begin Given records

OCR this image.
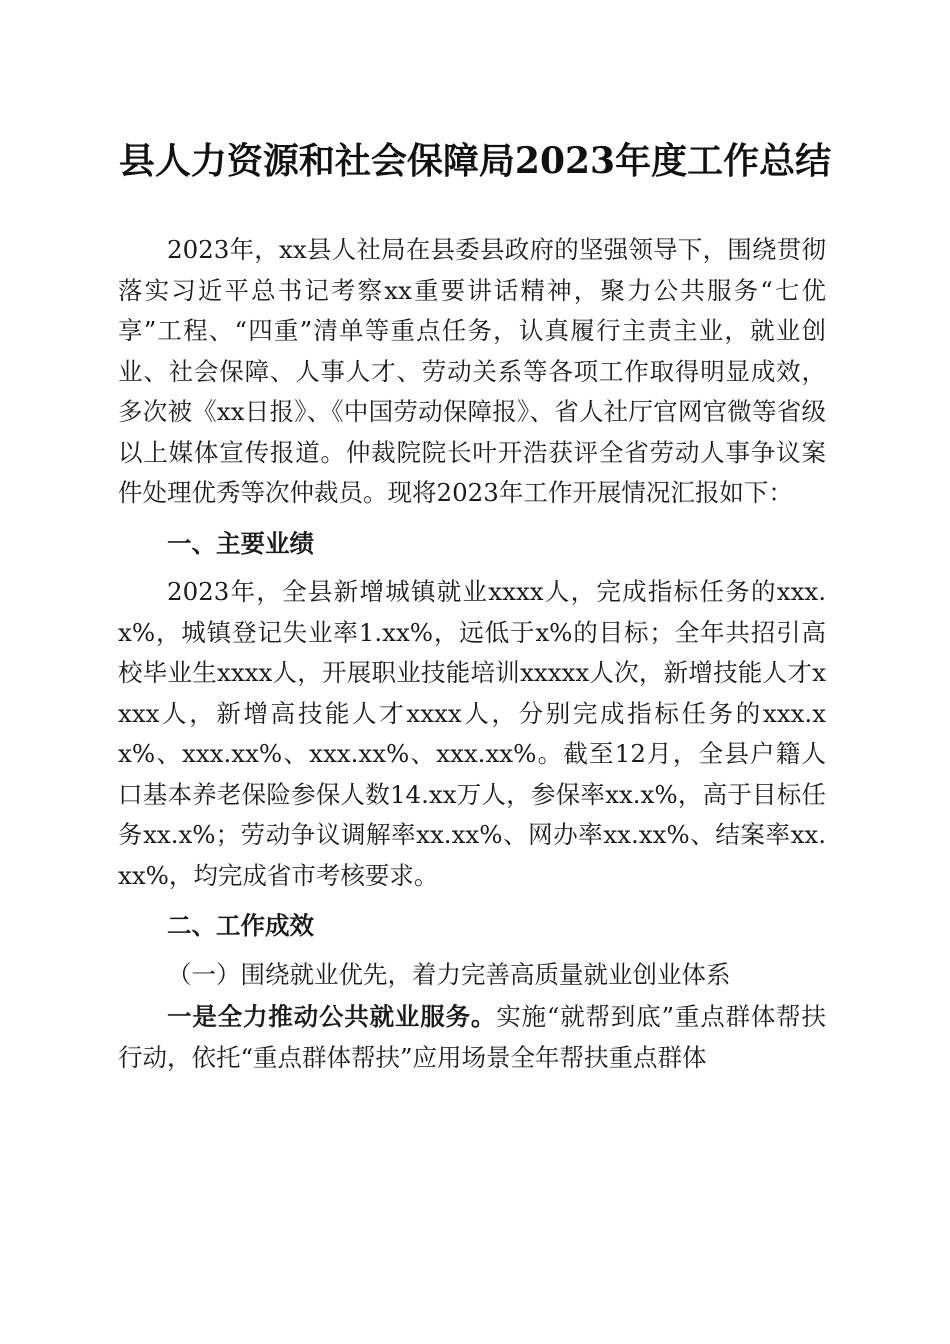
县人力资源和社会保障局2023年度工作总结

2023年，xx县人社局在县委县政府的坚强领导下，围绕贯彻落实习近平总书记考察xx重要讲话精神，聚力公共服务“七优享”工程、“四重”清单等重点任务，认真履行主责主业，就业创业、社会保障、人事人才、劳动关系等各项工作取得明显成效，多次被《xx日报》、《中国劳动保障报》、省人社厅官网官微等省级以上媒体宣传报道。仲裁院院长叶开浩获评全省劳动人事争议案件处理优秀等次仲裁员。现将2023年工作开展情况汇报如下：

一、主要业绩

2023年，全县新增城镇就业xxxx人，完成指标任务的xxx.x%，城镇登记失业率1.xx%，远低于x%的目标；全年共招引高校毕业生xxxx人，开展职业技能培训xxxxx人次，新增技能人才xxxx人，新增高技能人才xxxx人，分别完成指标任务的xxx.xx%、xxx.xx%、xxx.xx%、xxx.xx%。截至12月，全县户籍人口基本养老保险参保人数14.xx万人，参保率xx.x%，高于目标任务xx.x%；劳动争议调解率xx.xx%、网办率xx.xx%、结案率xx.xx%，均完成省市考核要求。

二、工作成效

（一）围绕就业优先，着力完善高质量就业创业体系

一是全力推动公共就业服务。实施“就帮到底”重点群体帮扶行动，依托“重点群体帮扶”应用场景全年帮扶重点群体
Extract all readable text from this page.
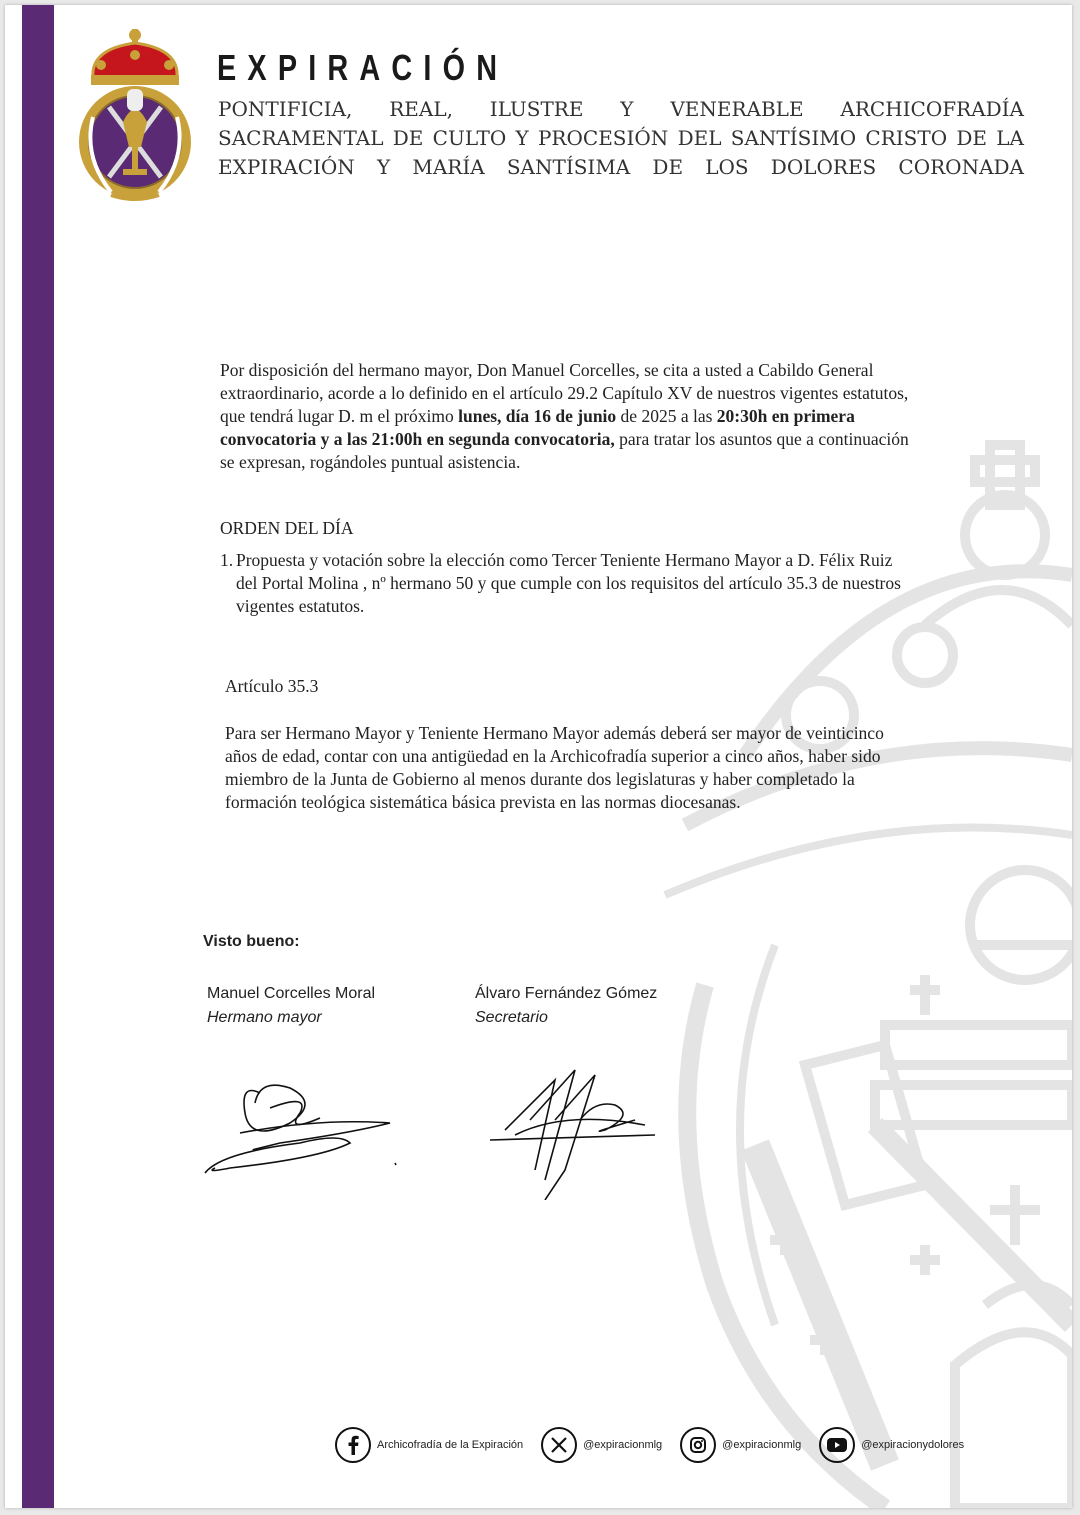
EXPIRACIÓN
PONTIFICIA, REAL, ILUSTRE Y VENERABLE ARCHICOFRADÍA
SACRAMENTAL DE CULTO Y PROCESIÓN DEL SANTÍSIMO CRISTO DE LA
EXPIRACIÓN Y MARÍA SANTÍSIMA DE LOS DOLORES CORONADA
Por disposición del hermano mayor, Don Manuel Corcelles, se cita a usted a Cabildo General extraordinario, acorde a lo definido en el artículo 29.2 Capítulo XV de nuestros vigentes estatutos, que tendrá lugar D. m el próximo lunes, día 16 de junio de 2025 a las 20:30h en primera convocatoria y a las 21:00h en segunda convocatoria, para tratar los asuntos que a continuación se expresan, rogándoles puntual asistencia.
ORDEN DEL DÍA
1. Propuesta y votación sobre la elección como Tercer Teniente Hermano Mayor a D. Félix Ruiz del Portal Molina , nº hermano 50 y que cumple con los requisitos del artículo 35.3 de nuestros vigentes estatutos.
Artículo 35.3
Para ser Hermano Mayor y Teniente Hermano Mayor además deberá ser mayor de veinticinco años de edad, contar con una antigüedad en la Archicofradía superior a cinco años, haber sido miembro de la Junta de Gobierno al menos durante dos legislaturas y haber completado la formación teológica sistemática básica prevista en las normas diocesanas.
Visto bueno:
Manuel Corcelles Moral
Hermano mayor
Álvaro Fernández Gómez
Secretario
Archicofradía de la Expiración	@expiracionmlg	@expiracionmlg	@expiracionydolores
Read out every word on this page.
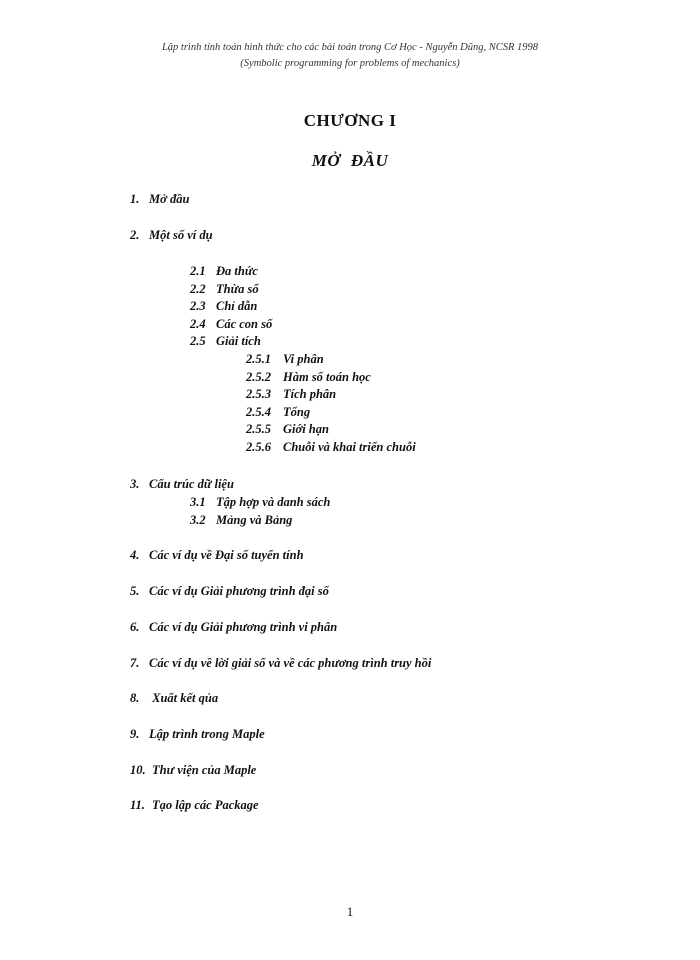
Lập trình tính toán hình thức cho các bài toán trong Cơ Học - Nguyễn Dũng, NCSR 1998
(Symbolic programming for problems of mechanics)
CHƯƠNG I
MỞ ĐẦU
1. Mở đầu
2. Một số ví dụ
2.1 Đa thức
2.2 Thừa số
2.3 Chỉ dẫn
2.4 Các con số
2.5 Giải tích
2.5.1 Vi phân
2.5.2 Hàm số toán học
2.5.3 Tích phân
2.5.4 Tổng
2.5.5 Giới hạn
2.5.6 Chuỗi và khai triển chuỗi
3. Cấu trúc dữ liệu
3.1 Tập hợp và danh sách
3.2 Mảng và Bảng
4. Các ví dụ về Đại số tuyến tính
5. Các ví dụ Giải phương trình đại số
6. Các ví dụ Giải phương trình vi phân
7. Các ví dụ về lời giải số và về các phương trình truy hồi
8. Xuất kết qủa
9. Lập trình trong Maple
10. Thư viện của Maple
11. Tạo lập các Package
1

end Given records

Work to complete:
Using the listing above, pull out all lines that hold the word "Teniente".

Solution to this exercise:
1. Propuesta y votación sobre la elección como Tercer Teniente Hermano Mayor a D. Félix Ruiz del Portal Molina , nº hermano 50 y que cumple con los requisitos del artículo 35.3 de nuestros vigentes estatutos.
Para ser Hermano Mayor y Teniente Hermano Mayor además deberá ser mayor de veinticinco años de edad, contar con una antigüedad en la Archicofradía superior a cinco años, haber sido miembro de la Junta de Gobierno al menos durante dos legislaturas y haber completado la formación teológica sistemática básica prevista en las normas diocesanas.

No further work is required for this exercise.